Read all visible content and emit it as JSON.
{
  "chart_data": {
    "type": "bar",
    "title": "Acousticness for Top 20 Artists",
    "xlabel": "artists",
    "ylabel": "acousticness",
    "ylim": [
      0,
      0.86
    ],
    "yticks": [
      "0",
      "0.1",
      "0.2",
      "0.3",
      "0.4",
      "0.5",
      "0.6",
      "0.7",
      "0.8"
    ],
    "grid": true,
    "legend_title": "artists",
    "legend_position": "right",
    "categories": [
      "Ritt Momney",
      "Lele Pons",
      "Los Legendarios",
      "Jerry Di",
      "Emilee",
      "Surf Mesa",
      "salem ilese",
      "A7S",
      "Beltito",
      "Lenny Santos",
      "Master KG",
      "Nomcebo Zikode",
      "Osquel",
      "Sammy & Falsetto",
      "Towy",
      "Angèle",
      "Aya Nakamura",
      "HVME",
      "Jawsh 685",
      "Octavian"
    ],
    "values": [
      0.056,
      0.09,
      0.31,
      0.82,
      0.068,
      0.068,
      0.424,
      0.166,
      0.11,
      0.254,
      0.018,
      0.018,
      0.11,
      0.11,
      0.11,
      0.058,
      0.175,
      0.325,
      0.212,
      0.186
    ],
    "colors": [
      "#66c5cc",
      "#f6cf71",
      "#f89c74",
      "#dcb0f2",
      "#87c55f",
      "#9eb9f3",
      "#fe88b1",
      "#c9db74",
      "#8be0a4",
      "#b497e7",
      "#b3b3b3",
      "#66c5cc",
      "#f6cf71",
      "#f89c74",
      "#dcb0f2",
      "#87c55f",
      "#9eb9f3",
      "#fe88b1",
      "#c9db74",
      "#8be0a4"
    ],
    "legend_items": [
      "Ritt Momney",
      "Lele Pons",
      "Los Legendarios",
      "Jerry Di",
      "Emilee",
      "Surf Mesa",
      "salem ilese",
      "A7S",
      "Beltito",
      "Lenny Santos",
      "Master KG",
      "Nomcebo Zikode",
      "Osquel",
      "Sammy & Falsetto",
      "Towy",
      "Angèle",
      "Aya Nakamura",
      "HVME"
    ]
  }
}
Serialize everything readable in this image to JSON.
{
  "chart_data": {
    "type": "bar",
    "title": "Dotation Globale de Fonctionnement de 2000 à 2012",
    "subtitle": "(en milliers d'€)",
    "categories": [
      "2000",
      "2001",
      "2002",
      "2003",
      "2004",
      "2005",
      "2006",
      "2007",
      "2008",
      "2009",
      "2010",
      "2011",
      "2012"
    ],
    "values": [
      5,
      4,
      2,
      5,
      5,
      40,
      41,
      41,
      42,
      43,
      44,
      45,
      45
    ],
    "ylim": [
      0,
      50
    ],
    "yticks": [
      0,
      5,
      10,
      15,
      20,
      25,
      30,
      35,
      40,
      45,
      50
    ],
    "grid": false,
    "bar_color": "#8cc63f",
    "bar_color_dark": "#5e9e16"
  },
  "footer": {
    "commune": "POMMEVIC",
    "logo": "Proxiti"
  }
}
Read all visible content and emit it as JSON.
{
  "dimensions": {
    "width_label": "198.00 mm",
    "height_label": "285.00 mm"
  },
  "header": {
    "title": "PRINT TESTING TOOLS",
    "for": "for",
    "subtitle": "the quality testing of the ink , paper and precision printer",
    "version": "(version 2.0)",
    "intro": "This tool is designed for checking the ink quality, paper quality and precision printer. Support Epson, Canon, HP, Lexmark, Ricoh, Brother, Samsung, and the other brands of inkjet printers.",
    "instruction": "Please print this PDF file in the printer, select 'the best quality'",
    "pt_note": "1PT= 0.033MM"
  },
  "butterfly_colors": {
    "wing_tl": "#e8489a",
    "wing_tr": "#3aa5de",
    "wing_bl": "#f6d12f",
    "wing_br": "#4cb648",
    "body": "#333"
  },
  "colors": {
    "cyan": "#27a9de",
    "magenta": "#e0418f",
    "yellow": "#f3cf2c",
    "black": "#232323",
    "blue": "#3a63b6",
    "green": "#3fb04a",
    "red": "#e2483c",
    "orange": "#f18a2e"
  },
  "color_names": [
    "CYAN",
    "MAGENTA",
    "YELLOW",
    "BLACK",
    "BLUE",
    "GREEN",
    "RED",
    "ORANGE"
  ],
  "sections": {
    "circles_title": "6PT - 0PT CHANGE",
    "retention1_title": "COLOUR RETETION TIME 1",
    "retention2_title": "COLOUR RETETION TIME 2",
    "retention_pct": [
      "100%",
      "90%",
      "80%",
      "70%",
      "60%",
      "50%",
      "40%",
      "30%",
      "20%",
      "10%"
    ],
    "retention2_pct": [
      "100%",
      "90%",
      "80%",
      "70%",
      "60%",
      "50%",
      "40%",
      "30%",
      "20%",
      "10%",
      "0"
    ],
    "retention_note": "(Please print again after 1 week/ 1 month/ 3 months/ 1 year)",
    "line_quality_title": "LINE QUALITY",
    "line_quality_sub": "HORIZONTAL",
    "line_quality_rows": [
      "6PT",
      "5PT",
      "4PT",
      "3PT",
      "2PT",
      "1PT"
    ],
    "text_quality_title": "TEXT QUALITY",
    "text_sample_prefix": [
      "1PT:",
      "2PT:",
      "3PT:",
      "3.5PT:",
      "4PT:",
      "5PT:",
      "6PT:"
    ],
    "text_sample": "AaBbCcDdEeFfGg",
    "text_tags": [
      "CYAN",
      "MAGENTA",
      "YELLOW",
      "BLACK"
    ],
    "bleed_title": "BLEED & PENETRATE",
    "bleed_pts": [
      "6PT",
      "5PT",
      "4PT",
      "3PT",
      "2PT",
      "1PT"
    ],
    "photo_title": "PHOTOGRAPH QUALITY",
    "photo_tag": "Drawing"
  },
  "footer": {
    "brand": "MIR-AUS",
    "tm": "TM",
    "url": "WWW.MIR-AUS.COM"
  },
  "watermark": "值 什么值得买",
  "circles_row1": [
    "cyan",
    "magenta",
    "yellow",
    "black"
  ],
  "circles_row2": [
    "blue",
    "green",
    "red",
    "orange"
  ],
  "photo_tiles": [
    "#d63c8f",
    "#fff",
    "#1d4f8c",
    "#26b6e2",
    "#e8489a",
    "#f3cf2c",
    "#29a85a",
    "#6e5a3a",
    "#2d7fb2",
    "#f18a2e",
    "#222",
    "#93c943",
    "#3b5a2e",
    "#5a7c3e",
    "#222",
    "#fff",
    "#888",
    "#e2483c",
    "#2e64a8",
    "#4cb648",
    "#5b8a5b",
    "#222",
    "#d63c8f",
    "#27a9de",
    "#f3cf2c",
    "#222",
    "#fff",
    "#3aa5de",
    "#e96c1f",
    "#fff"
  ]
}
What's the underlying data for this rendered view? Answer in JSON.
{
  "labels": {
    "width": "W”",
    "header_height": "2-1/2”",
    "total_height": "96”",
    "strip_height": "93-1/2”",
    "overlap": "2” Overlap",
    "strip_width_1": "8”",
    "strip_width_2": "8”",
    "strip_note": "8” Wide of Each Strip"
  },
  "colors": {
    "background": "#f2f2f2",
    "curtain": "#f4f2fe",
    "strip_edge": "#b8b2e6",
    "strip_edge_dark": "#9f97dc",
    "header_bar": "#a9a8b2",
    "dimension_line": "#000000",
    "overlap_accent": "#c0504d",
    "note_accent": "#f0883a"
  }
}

### Exercise details
Reproduce all data above, unchanged.

### Written reply
Read all visible content and emit it as JSON.
{
  "chart_data": {
    "type": "bar",
    "title": "Acousticness for Top 20 Artists",
    "xlabel": "artists",
    "ylabel": "acousticness",
    "ylim": [
      0,
      0.86
    ],
    "yticks": [
      "0",
      "0.1",
      "0.2",
      "0.3",
      "0.4",
      "0.5",
      "0.6",
      "0.7",
      "0.8"
    ],
    "grid": true,
    "legend_title": "artists",
    "legend_position": "right",
    "categories": [
      "Ritt Momney",
      "Lele Pons",
      "Los Legendarios",
      "Jerry Di",
      "Emilee",
      "Surf Mesa",
      "salem ilese",
      "A7S",
      "Beltito",
      "Lenny Santos",
      "Master KG",
      "Nomcebo Zikode",
      "Osquel",
      "Sammy & Falsetto",
      "Towy",
      "Angèle",
      "Aya Nakamura",
      "HVME",
      "Jawsh 685",
      "Octavian"
    ],
    "values": [
      0.056,
      0.09,
      0.31,
      0.82,
      0.068,
      0.068,
      0.424,
      0.166,
      0.11,
      0.254,
      0.018,
      0.018,
      0.11,
      0.11,
      0.11,
      0.058,
      0.175,
      0.325,
      0.212,
      0.186
    ],
    "colors": [
      "#66c5cc",
      "#f6cf71",
      "#f89c74",
      "#dcb0f2",
      "#87c55f",
      "#9eb9f3",
      "#fe88b1",
      "#c9db74",
      "#8be0a4",
      "#b497e7",
      "#b3b3b3",
      "#66c5cc",
      "#f6cf71",
      "#f89c74",
      "#dcb0f2",
      "#87c55f",
      "#9eb9f3",
      "#fe88b1",
      "#c9db74",
      "#8be0a4"
    ],
    "legend_items": [
      "Ritt Momney",
      "Lele Pons",
      "Los Legendarios",
      "Jerry Di",
      "Emilee",
      "Surf Mesa",
      "salem ilese",
      "A7S",
      "Beltito",
      "Lenny Santos",
      "Master KG",
      "Nomcebo Zikode",
      "Osquel",
      "Sammy & Falsetto",
      "Towy",
      "Angèle",
      "Aya Nakamura",
      "HVME"
    ]
  }
}
Serialize everything readable in this image to JSON.
{
  "chart_data": {
    "type": "bar",
    "title": "Dotation Globale de Fonctionnement de 2000 à 2012",
    "subtitle": "(en milliers d'€)",
    "categories": [
      "2000",
      "2001",
      "2002",
      "2003",
      "2004",
      "2005",
      "2006",
      "2007",
      "2008",
      "2009",
      "2010",
      "2011",
      "2012"
    ],
    "values": [
      5,
      4,
      2,
      5,
      5,
      40,
      41,
      41,
      42,
      43,
      44,
      45,
      45
    ],
    "ylim": [
      0,
      50
    ],
    "yticks": [
      0,
      5,
      10,
      15,
      20,
      25,
      30,
      35,
      40,
      45,
      50
    ],
    "grid": false,
    "bar_color": "#8cc63f",
    "bar_color_dark": "#5e9e16"
  },
  "footer": {
    "commune": "POMMEVIC",
    "logo": "Proxiti"
  }
}
Read all visible content and emit it as JSON.
{
  "dimensions": {
    "width_label": "198.00 mm",
    "height_label": "285.00 mm"
  },
  "header": {
    "title": "PRINT TESTING TOOLS",
    "for": "for",
    "subtitle": "the quality testing of the ink , paper and precision printer",
    "version": "(version 2.0)",
    "intro": "This tool is designed for checking the ink quality, paper quality and precision printer. Support Epson, Canon, HP, Lexmark, Ricoh, Brother, Samsung, and the other brands of inkjet printers.",
    "instruction": "Please print this PDF file in the printer, select 'the best quality'",
    "pt_note": "1PT= 0.033MM"
  },
  "butterfly_colors": {
    "wing_tl": "#e8489a",
    "wing_tr": "#3aa5de",
    "wing_bl": "#f6d12f",
    "wing_br": "#4cb648",
    "body": "#333"
  },
  "colors": {
    "cyan": "#27a9de",
    "magenta": "#e0418f",
    "yellow": "#f3cf2c",
    "black": "#232323",
    "blue": "#3a63b6",
    "green": "#3fb04a",
    "red": "#e2483c",
    "orange": "#f18a2e"
  },
  "color_names": [
    "CYAN",
    "MAGENTA",
    "YELLOW",
    "BLACK",
    "BLUE",
    "GREEN",
    "RED",
    "ORANGE"
  ],
  "sections": {
    "circles_title": "6PT - 0PT CHANGE",
    "retention1_title": "COLOUR RETETION TIME 1",
    "retention2_title": "COLOUR RETETION TIME 2",
    "retention_pct": [
      "100%",
      "90%",
      "80%",
      "70%",
      "60%",
      "50%",
      "40%",
      "30%",
      "20%",
      "10%"
    ],
    "retention2_pct": [
      "100%",
      "90%",
      "80%",
      "70%",
      "60%",
      "50%",
      "40%",
      "30%",
      "20%",
      "10%",
      "0"
    ],
    "retention_note": "(Please print again after 1 week/ 1 month/ 3 months/ 1 year)",
    "line_quality_title": "LINE QUALITY",
    "line_quality_sub": "HORIZONTAL",
    "line_quality_rows": [
      "6PT",
      "5PT",
      "4PT",
      "3PT",
      "2PT",
      "1PT"
    ],
    "text_quality_title": "TEXT QUALITY",
    "text_sample_prefix": [
      "1PT:",
      "2PT:",
      "3PT:",
      "3.5PT:",
      "4PT:",
      "5PT:",
      "6PT:"
    ],
    "text_sample": "AaBbCcDdEeFfGg",
    "text_tags": [
      "CYAN",
      "MAGENTA",
      "YELLOW",
      "BLACK"
    ],
    "bleed_title": "BLEED & PENETRATE",
    "bleed_pts": [
      "6PT",
      "5PT",
      "4PT",
      "3PT",
      "2PT",
      "1PT"
    ],
    "photo_title": "PHOTOGRAPH QUALITY",
    "photo_tag": "Drawing"
  },
  "footer": {
    "brand": "MIR-AUS",
    "tm": "TM",
    "url": "WWW.MIR-AUS.COM"
  },
  "watermark": "值 什么值得买",
  "circles_row1": [
    "cyan",
    "magenta",
    "yellow",
    "black"
  ],
  "circles_row2": [
    "blue",
    "green",
    "red",
    "orange"
  ],
  "photo_tiles": [
    "#d63c8f",
    "#fff",
    "#1d4f8c",
    "#26b6e2",
    "#e8489a",
    "#f3cf2c",
    "#29a85a",
    "#6e5a3a",
    "#2d7fb2",
    "#f18a2e",
    "#222",
    "#93c943",
    "#3b5a2e",
    "#5a7c3e",
    "#222",
    "#fff",
    "#888",
    "#e2483c",
    "#2e64a8",
    "#4cb648",
    "#5b8a5b",
    "#222",
    "#d63c8f",
    "#27a9de",
    "#f3cf2c",
    "#222",
    "#fff",
    "#3aa5de",
    "#e96c1f",
    "#fff"
  ]
}
What's the underlying data for this rendered view? Answer in JSON.
{
  "labels": {
    "width": "W”",
    "header_height": "2-1/2”",
    "total_height": "96”",
    "strip_height": "93-1/2”",
    "overlap": "2” Overlap",
    "strip_width_1": "8”",
    "strip_width_2": "8”",
    "strip_note": "8” Wide of Each Strip"
  },
  "colors": {
    "background": "#f2f2f2",
    "curtain": "#f4f2fe",
    "strip_edge": "#b8b2e6",
    "strip_edge_dark": "#9f97dc",
    "header_bar": "#a9a8b2",
    "dimension_line": "#000000",
    "overlap_accent": "#c0504d",
    "note_accent": "#f0883a"
  }
}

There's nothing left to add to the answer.